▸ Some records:
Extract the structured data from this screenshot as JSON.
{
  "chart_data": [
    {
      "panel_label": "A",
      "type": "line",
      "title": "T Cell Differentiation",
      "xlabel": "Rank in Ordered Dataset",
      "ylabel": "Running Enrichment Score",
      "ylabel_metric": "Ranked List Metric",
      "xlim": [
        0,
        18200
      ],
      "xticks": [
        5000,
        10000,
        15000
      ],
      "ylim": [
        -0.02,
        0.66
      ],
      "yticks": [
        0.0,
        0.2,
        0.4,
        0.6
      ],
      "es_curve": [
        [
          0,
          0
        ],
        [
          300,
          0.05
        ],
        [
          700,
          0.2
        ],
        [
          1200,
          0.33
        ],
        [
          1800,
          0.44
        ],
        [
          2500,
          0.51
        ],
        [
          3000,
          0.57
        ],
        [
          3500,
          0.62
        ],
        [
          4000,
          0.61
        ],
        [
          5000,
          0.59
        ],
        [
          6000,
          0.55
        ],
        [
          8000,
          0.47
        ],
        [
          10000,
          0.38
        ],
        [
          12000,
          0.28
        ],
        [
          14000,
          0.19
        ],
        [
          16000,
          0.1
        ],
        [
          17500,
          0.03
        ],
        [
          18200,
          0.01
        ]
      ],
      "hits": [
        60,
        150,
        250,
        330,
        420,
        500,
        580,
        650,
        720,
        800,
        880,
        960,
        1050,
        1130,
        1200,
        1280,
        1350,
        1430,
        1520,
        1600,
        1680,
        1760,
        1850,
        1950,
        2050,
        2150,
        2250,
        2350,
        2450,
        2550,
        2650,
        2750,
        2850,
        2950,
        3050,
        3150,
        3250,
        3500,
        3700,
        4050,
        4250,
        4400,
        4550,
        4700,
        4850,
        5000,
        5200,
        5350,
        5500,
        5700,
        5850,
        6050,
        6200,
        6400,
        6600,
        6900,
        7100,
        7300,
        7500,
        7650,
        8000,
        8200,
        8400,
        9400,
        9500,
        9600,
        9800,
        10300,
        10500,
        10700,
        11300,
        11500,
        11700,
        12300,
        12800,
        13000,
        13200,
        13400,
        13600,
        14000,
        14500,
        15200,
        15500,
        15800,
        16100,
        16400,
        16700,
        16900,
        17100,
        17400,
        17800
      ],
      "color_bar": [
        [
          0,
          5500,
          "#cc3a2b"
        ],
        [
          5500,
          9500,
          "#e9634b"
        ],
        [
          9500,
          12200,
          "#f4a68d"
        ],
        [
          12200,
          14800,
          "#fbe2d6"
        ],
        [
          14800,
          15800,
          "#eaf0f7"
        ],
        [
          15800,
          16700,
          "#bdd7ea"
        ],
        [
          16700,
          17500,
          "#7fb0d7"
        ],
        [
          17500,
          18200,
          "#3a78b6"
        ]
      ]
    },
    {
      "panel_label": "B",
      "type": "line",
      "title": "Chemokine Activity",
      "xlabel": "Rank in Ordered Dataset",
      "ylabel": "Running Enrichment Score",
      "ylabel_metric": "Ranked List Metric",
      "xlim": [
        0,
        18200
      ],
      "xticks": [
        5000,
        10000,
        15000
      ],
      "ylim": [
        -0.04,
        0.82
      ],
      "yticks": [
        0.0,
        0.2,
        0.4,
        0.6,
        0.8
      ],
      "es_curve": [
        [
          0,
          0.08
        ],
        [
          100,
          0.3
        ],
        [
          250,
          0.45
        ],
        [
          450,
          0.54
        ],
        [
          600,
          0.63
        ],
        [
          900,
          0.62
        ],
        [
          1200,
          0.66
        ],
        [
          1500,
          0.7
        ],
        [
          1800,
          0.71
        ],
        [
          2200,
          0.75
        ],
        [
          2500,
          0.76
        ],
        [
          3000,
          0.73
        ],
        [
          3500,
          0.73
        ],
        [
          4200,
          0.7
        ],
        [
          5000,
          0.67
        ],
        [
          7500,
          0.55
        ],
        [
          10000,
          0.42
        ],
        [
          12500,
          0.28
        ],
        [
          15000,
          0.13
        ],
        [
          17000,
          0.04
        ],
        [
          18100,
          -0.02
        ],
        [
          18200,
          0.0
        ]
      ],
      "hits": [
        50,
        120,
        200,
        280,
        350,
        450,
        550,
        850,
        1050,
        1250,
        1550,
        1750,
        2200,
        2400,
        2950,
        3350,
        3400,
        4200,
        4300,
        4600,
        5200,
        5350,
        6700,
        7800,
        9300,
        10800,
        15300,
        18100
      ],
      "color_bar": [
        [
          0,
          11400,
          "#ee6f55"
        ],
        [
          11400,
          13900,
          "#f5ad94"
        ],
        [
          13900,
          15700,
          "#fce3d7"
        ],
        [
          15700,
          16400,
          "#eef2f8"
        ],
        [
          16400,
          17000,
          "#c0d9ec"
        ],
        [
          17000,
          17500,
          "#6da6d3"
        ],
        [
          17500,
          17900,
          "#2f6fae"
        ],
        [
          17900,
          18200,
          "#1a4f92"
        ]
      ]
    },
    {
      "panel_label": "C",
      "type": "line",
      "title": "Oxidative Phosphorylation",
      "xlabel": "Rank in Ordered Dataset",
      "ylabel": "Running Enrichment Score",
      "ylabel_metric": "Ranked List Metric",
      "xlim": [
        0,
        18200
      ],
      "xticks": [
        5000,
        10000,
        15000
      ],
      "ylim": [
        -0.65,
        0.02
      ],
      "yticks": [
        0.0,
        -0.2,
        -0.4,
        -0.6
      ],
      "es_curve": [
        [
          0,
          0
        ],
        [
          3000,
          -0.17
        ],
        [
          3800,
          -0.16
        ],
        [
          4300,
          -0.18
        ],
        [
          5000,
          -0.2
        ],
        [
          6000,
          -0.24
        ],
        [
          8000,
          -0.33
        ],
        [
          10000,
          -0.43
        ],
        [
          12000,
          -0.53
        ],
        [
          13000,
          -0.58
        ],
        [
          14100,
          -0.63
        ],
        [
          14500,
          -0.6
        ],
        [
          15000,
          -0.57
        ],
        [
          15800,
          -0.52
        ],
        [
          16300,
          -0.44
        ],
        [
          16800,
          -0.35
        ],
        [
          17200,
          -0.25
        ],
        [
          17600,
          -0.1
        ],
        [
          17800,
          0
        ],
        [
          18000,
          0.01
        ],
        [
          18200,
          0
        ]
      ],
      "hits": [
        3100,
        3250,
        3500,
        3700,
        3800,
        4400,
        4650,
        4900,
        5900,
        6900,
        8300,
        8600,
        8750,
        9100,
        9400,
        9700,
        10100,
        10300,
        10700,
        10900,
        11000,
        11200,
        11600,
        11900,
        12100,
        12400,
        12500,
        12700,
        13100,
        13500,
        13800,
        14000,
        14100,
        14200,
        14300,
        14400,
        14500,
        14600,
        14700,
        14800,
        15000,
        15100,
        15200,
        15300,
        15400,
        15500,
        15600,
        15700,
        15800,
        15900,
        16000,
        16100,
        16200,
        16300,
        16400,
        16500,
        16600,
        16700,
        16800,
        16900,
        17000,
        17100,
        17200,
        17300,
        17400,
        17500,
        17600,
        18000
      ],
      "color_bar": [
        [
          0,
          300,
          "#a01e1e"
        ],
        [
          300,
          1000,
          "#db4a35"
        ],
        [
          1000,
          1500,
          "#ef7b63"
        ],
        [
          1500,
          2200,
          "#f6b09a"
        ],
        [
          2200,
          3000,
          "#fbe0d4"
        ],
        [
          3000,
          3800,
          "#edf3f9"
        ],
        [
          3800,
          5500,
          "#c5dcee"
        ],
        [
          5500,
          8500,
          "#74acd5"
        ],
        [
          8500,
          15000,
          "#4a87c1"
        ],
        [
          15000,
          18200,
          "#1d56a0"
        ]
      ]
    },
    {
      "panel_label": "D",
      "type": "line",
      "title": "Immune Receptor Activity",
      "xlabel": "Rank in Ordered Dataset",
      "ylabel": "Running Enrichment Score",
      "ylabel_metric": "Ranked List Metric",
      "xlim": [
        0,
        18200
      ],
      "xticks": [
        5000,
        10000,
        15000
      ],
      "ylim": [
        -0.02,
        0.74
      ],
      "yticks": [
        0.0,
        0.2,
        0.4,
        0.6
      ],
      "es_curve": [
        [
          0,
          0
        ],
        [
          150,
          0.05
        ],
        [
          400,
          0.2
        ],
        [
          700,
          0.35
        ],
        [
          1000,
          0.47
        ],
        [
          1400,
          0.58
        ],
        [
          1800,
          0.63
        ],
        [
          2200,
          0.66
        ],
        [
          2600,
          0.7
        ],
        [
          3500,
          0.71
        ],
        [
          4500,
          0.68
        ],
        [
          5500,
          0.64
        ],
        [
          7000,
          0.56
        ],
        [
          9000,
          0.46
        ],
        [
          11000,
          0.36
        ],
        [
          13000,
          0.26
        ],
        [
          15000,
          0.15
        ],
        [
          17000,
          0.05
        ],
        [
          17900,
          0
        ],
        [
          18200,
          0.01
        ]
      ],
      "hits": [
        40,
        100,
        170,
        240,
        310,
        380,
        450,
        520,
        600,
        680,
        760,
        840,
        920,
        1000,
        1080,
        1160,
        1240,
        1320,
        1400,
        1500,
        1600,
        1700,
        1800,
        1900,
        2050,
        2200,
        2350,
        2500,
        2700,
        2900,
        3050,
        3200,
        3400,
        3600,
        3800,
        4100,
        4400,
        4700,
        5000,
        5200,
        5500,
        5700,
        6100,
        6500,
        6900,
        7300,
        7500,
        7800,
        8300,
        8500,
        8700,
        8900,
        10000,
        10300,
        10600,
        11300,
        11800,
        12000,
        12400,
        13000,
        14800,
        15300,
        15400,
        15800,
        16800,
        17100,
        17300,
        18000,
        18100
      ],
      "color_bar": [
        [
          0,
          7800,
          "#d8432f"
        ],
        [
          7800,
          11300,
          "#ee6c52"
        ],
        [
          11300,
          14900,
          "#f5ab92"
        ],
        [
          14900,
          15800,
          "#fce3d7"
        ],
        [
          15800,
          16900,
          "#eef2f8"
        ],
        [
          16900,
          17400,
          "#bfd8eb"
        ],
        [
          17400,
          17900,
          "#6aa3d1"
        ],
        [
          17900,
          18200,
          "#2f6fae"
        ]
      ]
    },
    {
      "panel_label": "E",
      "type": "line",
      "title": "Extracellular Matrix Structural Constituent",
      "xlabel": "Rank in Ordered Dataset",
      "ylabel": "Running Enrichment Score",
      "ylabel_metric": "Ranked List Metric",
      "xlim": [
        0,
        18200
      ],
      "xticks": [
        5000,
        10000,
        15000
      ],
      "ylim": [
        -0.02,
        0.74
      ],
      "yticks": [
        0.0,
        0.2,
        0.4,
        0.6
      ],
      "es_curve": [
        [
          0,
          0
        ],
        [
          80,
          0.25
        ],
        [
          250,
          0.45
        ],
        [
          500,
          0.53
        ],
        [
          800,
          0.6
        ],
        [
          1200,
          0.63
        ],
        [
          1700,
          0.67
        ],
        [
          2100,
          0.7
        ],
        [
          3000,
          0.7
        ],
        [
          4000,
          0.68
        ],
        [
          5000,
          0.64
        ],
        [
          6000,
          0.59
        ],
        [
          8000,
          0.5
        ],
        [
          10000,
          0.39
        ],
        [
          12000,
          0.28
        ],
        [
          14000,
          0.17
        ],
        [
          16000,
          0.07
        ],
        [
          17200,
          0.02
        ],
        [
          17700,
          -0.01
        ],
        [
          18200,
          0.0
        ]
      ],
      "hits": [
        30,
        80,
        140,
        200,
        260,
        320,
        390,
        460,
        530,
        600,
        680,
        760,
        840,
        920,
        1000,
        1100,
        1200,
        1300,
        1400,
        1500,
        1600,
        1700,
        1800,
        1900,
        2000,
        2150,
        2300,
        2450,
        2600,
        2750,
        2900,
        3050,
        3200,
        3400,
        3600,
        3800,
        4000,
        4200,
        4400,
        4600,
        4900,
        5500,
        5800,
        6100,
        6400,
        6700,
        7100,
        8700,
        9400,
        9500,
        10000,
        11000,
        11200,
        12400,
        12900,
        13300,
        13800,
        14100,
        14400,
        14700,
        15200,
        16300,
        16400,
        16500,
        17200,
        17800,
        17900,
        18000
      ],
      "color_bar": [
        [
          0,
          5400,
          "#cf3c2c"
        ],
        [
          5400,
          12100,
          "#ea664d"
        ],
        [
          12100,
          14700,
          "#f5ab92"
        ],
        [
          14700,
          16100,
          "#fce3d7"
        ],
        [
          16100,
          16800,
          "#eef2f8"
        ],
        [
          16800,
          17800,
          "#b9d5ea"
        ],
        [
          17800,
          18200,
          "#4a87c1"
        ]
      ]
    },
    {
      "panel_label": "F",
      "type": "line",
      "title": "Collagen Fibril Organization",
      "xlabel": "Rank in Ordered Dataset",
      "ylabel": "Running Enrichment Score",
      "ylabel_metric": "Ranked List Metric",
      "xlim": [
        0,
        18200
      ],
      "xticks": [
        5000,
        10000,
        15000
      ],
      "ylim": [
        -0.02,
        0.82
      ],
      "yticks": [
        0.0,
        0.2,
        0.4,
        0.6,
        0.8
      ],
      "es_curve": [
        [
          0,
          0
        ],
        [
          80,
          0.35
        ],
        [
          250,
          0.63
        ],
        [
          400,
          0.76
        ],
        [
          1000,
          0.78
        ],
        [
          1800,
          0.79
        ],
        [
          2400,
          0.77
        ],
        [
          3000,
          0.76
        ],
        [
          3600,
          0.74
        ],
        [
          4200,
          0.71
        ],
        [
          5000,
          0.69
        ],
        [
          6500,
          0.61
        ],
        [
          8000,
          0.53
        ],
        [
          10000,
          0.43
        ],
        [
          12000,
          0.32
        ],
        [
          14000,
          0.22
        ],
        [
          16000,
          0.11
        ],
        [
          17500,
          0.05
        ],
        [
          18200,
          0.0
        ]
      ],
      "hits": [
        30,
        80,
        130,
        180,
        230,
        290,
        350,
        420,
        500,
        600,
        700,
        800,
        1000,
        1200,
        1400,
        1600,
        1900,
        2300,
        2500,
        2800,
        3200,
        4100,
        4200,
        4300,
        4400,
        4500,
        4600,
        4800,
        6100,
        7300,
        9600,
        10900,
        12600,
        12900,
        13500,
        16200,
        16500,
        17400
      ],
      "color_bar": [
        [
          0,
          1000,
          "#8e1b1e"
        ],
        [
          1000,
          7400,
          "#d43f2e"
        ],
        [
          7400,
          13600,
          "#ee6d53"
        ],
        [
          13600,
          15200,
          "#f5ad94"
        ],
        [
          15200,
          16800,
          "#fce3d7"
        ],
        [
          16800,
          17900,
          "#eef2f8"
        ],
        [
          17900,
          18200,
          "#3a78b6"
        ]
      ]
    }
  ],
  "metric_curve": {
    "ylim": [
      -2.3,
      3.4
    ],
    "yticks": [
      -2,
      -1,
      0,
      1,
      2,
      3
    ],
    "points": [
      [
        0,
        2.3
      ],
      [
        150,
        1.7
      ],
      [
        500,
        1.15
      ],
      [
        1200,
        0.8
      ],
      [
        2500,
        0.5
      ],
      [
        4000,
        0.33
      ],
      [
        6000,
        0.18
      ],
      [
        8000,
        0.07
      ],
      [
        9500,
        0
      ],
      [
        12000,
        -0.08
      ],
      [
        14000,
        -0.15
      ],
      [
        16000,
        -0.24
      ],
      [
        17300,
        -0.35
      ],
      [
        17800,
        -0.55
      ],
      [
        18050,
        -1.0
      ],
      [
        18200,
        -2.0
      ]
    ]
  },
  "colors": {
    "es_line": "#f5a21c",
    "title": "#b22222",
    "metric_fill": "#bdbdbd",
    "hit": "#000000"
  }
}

▸ Problem requirements: Only lines with the string "Activity" belong in your answer; copy each one.

▸ Result for this exercise:
      "title": "Chemokine Activity",
      "title": "Immune Receptor Activity",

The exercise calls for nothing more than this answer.